[Task instructions] In the entries below, find the lines with the word "pages" and copy them.

* start Entries supplied *

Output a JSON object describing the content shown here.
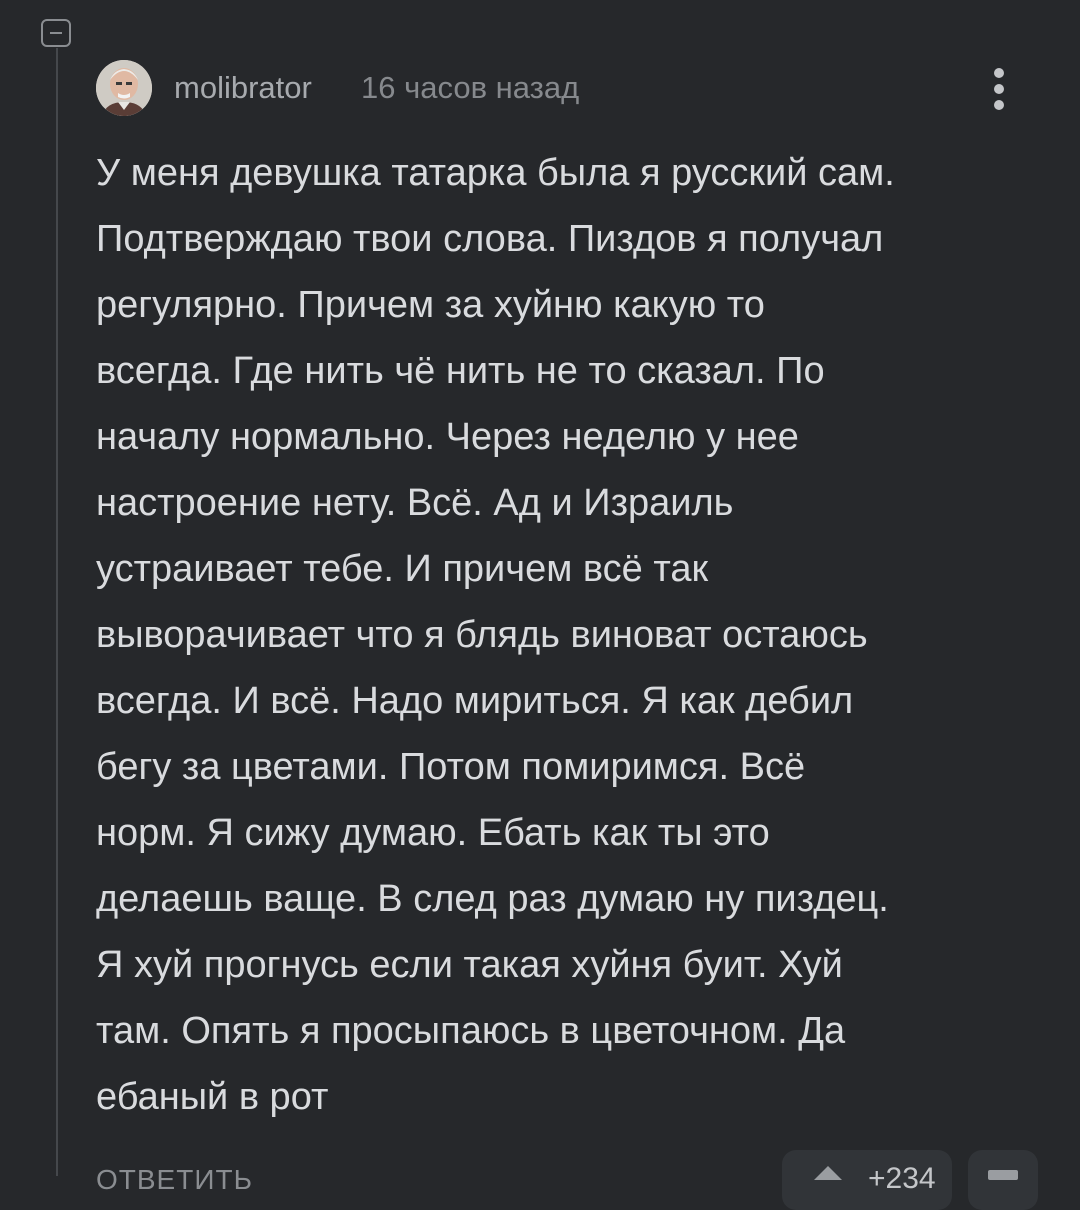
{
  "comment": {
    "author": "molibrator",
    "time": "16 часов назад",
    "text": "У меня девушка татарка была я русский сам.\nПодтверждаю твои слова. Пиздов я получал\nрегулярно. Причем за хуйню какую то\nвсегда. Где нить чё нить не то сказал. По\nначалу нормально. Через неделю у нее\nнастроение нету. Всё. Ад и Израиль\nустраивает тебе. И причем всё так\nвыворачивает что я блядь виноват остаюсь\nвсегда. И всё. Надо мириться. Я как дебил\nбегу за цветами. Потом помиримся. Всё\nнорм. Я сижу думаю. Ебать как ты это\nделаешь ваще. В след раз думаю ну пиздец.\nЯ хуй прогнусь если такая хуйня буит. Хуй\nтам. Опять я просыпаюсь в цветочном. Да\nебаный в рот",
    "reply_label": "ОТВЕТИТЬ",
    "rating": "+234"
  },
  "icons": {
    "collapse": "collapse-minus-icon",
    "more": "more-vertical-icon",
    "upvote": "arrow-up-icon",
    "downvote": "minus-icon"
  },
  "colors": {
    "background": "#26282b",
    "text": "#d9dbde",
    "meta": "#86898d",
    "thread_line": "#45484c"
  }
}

* end Entries supplied *
* start Entries supplied *

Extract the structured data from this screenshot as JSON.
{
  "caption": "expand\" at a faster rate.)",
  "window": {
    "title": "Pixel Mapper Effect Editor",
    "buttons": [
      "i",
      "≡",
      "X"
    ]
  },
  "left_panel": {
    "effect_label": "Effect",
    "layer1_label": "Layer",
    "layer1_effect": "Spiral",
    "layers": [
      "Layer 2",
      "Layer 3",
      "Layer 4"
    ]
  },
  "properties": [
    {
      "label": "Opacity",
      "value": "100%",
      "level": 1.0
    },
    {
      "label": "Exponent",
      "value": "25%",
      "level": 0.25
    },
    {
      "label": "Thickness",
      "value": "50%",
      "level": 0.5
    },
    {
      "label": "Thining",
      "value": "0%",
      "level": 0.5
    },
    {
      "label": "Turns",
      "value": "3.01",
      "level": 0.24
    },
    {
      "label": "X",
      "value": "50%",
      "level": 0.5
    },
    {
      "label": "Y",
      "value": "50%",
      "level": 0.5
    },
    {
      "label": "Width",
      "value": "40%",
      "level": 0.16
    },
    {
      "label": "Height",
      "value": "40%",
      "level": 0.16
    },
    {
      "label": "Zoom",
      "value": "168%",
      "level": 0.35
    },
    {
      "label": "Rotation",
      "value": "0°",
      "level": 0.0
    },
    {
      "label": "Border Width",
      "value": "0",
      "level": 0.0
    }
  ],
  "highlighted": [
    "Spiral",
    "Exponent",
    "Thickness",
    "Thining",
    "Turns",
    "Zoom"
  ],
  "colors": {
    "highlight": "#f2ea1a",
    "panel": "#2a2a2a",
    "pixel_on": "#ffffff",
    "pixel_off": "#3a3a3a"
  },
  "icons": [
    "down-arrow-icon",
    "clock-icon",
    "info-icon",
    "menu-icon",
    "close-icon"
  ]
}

* end Entries supplied *
* start Entries supplied *

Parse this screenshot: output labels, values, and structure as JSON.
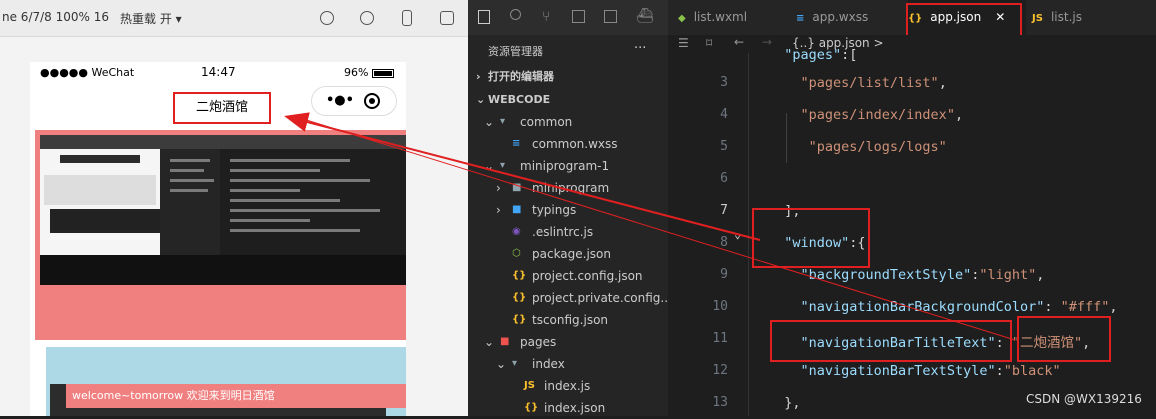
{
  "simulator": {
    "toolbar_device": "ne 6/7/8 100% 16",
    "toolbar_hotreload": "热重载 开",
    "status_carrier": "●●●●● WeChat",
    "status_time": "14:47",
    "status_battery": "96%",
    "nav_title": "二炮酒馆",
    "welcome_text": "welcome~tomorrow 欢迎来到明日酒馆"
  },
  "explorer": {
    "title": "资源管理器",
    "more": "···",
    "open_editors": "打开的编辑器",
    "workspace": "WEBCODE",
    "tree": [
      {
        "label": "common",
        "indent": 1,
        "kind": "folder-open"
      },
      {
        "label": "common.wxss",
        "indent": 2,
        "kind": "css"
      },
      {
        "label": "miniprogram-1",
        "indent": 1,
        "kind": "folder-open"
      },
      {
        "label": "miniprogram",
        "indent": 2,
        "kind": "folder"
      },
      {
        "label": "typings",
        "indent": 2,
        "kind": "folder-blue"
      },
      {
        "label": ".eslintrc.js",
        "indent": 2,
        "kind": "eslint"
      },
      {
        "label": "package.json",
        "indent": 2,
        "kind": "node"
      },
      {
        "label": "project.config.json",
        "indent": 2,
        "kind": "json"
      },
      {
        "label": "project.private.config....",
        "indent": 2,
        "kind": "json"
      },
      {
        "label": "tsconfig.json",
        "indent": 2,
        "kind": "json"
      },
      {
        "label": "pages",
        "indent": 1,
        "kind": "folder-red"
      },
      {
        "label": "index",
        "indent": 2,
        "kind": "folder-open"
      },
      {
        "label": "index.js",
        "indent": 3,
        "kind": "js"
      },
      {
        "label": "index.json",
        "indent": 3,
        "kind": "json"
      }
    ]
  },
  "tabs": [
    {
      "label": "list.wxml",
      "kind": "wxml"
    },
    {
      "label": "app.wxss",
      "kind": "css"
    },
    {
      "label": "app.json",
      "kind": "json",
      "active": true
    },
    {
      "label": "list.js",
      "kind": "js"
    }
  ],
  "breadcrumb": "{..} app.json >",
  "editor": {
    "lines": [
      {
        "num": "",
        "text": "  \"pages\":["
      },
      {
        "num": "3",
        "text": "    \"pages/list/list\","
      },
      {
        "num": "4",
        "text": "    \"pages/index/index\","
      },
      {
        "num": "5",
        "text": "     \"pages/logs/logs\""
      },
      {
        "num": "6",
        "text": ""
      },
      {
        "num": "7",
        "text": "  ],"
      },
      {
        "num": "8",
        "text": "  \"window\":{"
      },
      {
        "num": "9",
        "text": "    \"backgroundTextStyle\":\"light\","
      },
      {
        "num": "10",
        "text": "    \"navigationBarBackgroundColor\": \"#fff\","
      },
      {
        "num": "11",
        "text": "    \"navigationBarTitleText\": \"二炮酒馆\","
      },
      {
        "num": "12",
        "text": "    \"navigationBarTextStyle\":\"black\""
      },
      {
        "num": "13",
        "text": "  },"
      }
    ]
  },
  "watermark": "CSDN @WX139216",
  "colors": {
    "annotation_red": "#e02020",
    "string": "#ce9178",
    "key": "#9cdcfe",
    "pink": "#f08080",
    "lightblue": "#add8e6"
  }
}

* end Entries supplied *

[Exercise answer]
        "label": "pages",
        "text": "  \"pages\":["
        "text": "    \"pages/list/list\","
        "text": "    \"pages/index/index\","
        "text": "     \"pages/logs/logs\""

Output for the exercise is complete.